**TASK BRIEF**
Give an exact transcription of every line, dropping the images.

··· AVAILABLE RECORDS ···

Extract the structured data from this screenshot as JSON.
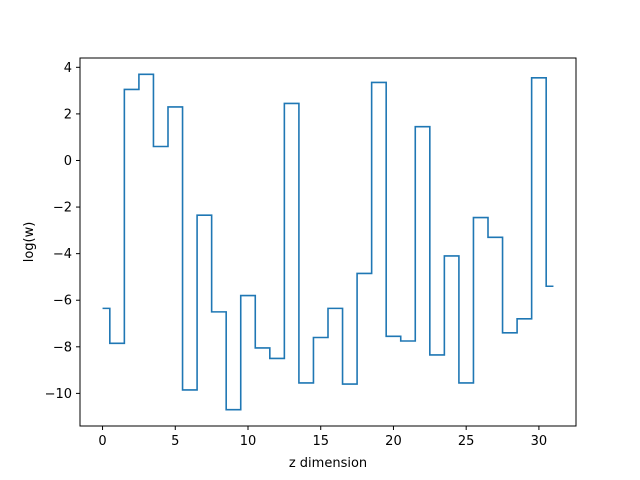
{
  "chart_data": {
    "type": "line",
    "drawstyle": "steps-mid",
    "title": "",
    "xlabel": "z dimension",
    "ylabel": "log(w)",
    "xlim": [
      -1.55,
      32.55
    ],
    "ylim": [
      -11.4,
      4.4
    ],
    "xticks": [
      0,
      5,
      10,
      15,
      20,
      25,
      30
    ],
    "xtick_labels": [
      "0",
      "5",
      "10",
      "15",
      "20",
      "25",
      "30"
    ],
    "yticks": [
      -10,
      -8,
      -6,
      -4,
      -2,
      0,
      2,
      4
    ],
    "ytick_labels": [
      "−10",
      "−8",
      "−6",
      "−4",
      "−2",
      "0",
      "2",
      "4"
    ],
    "grid": false,
    "color": "#1f77b4",
    "series": [
      {
        "x": [
          0,
          1,
          2,
          3,
          4,
          5,
          6,
          7,
          8,
          9,
          10,
          11,
          12,
          13,
          14,
          15,
          16,
          17,
          18,
          19,
          20,
          21,
          22,
          23,
          24,
          25,
          26,
          27,
          28,
          29,
          30,
          31
        ],
        "values": [
          -6.35,
          -7.85,
          3.05,
          3.7,
          0.6,
          2.3,
          -9.85,
          -2.35,
          -6.5,
          -10.7,
          -5.8,
          -8.05,
          -8.5,
          2.45,
          -9.55,
          -7.6,
          -6.35,
          -9.6,
          -4.85,
          3.35,
          -7.55,
          -7.75,
          1.45,
          -8.35,
          -4.1,
          -9.55,
          -2.45,
          -3.3,
          -7.4,
          -6.8,
          3.55,
          -5.4
        ]
      }
    ]
  }
}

···

**ANSWER BELOW**
Extract the structured data from this screenshot as JSON.
{
  "chart_data": {
    "type": "line",
    "drawstyle": "steps-mid",
    "title": "",
    "xlabel": "z dimension",
    "ylabel": "log(w)",
    "xlim": [
      -1.55,
      32.55
    ],
    "ylim": [
      -11.4,
      4.4
    ],
    "xticks": [
      0,
      5,
      10,
      15,
      20,
      25,
      30
    ],
    "xtick_labels": [
      "0",
      "5",
      "10",
      "15",
      "20",
      "25",
      "30"
    ],
    "yticks": [
      -10,
      -8,
      -6,
      -4,
      -2,
      0,
      2,
      4
    ],
    "ytick_labels": [
      "−10",
      "−8",
      "−6",
      "−4",
      "−2",
      "0",
      "2",
      "4"
    ],
    "grid": false,
    "color": "#1f77b4",
    "series": [
      {
        "x": [
          0,
          1,
          2,
          3,
          4,
          5,
          6,
          7,
          8,
          9,
          10,
          11,
          12,
          13,
          14,
          15,
          16,
          17,
          18,
          19,
          20,
          21,
          22,
          23,
          24,
          25,
          26,
          27,
          28,
          29,
          30,
          31
        ],
        "values": [
          -6.35,
          -7.85,
          3.05,
          3.7,
          0.6,
          2.3,
          -9.85,
          -2.35,
          -6.5,
          -10.7,
          -5.8,
          -8.05,
          -8.5,
          2.45,
          -9.55,
          -7.6,
          -6.35,
          -9.6,
          -4.85,
          3.35,
          -7.55,
          -7.75,
          1.45,
          -8.35,
          -4.1,
          -9.55,
          -2.45,
          -3.3,
          -7.4,
          -6.8,
          3.55,
          -5.4
        ]
      }
    ]
  }
}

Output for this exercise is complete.